Instructions to follow =
Type out every line below exactly as it reads.

Records provided =
= = = = = = =
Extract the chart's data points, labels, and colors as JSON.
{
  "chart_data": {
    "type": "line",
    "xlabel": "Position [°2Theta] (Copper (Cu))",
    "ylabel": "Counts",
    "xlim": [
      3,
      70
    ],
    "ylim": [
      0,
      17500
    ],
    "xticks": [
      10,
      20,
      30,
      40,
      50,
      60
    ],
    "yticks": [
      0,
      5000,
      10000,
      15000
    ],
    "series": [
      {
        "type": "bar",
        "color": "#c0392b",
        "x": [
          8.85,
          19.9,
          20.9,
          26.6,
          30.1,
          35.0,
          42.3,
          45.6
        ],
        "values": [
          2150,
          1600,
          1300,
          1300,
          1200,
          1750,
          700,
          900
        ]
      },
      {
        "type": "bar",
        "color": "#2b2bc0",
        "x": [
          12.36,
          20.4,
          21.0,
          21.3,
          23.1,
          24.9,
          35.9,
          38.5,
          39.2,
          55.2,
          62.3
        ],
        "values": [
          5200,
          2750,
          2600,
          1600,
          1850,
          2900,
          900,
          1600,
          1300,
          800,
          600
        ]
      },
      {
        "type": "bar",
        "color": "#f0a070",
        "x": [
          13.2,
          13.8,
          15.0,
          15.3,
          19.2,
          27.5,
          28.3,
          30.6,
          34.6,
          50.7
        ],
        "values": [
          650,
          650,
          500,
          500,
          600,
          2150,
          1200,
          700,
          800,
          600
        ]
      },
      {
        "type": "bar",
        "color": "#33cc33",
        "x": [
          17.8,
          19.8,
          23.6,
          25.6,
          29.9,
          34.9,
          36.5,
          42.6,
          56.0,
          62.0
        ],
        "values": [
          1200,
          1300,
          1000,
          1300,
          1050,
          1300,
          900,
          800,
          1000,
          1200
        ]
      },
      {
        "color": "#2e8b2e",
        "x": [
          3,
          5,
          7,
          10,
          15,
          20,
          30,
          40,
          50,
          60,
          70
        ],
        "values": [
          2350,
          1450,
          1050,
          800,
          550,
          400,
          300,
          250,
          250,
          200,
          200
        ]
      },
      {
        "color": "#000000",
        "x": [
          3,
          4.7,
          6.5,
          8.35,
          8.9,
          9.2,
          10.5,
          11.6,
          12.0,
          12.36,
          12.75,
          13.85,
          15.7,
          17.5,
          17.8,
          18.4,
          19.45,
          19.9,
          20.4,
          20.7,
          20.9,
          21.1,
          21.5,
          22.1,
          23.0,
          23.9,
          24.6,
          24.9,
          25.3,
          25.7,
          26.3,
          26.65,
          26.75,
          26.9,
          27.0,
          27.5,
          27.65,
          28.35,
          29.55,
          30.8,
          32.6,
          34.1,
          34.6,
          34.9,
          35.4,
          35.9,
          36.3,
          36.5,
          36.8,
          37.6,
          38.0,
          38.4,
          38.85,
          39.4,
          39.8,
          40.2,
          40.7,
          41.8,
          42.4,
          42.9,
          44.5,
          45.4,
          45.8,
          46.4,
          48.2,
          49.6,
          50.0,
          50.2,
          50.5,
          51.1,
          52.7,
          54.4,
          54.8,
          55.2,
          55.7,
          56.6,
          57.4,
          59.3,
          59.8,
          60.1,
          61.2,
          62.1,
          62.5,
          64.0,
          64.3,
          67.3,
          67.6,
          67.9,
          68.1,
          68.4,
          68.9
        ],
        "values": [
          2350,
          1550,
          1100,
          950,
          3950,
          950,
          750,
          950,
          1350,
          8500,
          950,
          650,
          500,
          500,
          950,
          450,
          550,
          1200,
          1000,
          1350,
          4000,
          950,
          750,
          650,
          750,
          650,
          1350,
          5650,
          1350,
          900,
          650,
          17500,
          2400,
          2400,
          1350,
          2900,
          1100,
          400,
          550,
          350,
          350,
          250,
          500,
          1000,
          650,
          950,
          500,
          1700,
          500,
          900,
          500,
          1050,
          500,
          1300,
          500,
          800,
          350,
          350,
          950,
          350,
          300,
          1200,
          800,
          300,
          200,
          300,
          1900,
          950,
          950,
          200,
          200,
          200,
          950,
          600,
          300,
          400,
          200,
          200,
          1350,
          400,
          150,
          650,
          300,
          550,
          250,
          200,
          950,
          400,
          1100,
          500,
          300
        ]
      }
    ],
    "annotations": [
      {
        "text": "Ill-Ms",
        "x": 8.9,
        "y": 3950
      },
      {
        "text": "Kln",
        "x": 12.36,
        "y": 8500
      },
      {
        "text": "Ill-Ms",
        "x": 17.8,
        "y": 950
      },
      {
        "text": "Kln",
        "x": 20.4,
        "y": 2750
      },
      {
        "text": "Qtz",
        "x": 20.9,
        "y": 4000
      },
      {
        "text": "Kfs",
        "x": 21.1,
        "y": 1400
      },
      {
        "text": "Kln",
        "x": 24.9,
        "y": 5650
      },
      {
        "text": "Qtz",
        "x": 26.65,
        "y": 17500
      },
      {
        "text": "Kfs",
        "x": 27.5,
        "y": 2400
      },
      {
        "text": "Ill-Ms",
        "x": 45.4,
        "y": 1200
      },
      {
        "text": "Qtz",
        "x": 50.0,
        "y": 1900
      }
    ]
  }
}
= = = = = = =
Result of this task =
Extract the chart's data points, labels, and colors as JSON.
{
  "chart_data": {
    "type": "line",
    "xlabel": "Position [°2Theta] (Copper (Cu))",
    "ylabel": "Counts",
    "xlim": [
      3,
      70
    ],
    "ylim": [
      0,
      17500
    ],
    "xticks": [
      10,
      20,
      30,
      40,
      50,
      60
    ],
    "yticks": [
      0,
      5000,
      10000,
      15000
    ],
    "series": [
      {
        "type": "bar",
        "color": "#c0392b",
        "x": [
          8.85,
          19.9,
          20.9,
          26.6,
          30.1,
          35.0,
          42.3,
          45.6
        ],
        "values": [
          2150,
          1600,
          1300,
          1300,
          1200,
          1750,
          700,
          900
        ]
      },
      {
        "type": "bar",
        "color": "#2b2bc0",
        "x": [
          12.36,
          20.4,
          21.0,
          21.3,
          23.1,
          24.9,
          35.9,
          38.5,
          39.2,
          55.2,
          62.3
        ],
        "values": [
          5200,
          2750,
          2600,
          1600,
          1850,
          2900,
          900,
          1600,
          1300,
          800,
          600
        ]
      },
      {
        "type": "bar",
        "color": "#f0a070",
        "x": [
          13.2,
          13.8,
          15.0,
          15.3,
          19.2,
          27.5,
          28.3,
          30.6,
          34.6,
          50.7
        ],
        "values": [
          650,
          650,
          500,
          500,
          600,
          2150,
          1200,
          700,
          800,
          600
        ]
      },
      {
        "type": "bar",
        "color": "#33cc33",
        "x": [
          17.8,
          19.8,
          23.6,
          25.6,
          29.9,
          34.9,
          36.5,
          42.6,
          56.0,
          62.0
        ],
        "values": [
          1200,
          1300,
          1000,
          1300,
          1050,
          1300,
          900,
          800,
          1000,
          1200
        ]
      },
      {
        "color": "#2e8b2e",
        "x": [
          3,
          5,
          7,
          10,
          15,
          20,
          30,
          40,
          50,
          60,
          70
        ],
        "values": [
          2350,
          1450,
          1050,
          800,
          550,
          400,
          300,
          250,
          250,
          200,
          200
        ]
      },
      {
        "color": "#000000",
        "x": [
          3,
          4.7,
          6.5,
          8.35,
          8.9,
          9.2,
          10.5,
          11.6,
          12.0,
          12.36,
          12.75,
          13.85,
          15.7,
          17.5,
          17.8,
          18.4,
          19.45,
          19.9,
          20.4,
          20.7,
          20.9,
          21.1,
          21.5,
          22.1,
          23.0,
          23.9,
          24.6,
          24.9,
          25.3,
          25.7,
          26.3,
          26.65,
          26.75,
          26.9,
          27.0,
          27.5,
          27.65,
          28.35,
          29.55,
          30.8,
          32.6,
          34.1,
          34.6,
          34.9,
          35.4,
          35.9,
          36.3,
          36.5,
          36.8,
          37.6,
          38.0,
          38.4,
          38.85,
          39.4,
          39.8,
          40.2,
          40.7,
          41.8,
          42.4,
          42.9,
          44.5,
          45.4,
          45.8,
          46.4,
          48.2,
          49.6,
          50.0,
          50.2,
          50.5,
          51.1,
          52.7,
          54.4,
          54.8,
          55.2,
          55.7,
          56.6,
          57.4,
          59.3,
          59.8,
          60.1,
          61.2,
          62.1,
          62.5,
          64.0,
          64.3,
          67.3,
          67.6,
          67.9,
          68.1,
          68.4,
          68.9
        ],
        "values": [
          2350,
          1550,
          1100,
          950,
          3950,
          950,
          750,
          950,
          1350,
          8500,
          950,
          650,
          500,
          500,
          950,
          450,
          550,
          1200,
          1000,
          1350,
          4000,
          950,
          750,
          650,
          750,
          650,
          1350,
          5650,
          1350,
          900,
          650,
          17500,
          2400,
          2400,
          1350,
          2900,
          1100,
          400,
          550,
          350,
          350,
          250,
          500,
          1000,
          650,
          950,
          500,
          1700,
          500,
          900,
          500,
          1050,
          500,
          1300,
          500,
          800,
          350,
          350,
          950,
          350,
          300,
          1200,
          800,
          300,
          200,
          300,
          1900,
          950,
          950,
          200,
          200,
          200,
          950,
          600,
          300,
          400,
          200,
          200,
          1350,
          400,
          150,
          650,
          300,
          550,
          250,
          200,
          950,
          400,
          1100,
          500,
          300
        ]
      }
    ],
    "annotations": [
      {
        "text": "Ill-Ms",
        "x": 8.9,
        "y": 3950
      },
      {
        "text": "Kln",
        "x": 12.36,
        "y": 8500
      },
      {
        "text": "Ill-Ms",
        "x": 17.8,
        "y": 950
      },
      {
        "text": "Kln",
        "x": 20.4,
        "y": 2750
      },
      {
        "text": "Qtz",
        "x": 20.9,
        "y": 4000
      },
      {
        "text": "Kfs",
        "x": 21.1,
        "y": 1400
      },
      {
        "text": "Kln",
        "x": 24.9,
        "y": 5650
      },
      {
        "text": "Qtz",
        "x": 26.65,
        "y": 17500
      },
      {
        "text": "Kfs",
        "x": 27.5,
        "y": 2400
      },
      {
        "text": "Ill-Ms",
        "x": 45.4,
        "y": 1200
      },
      {
        "text": "Qtz",
        "x": 50.0,
        "y": 1900
      }
    ]
  }
}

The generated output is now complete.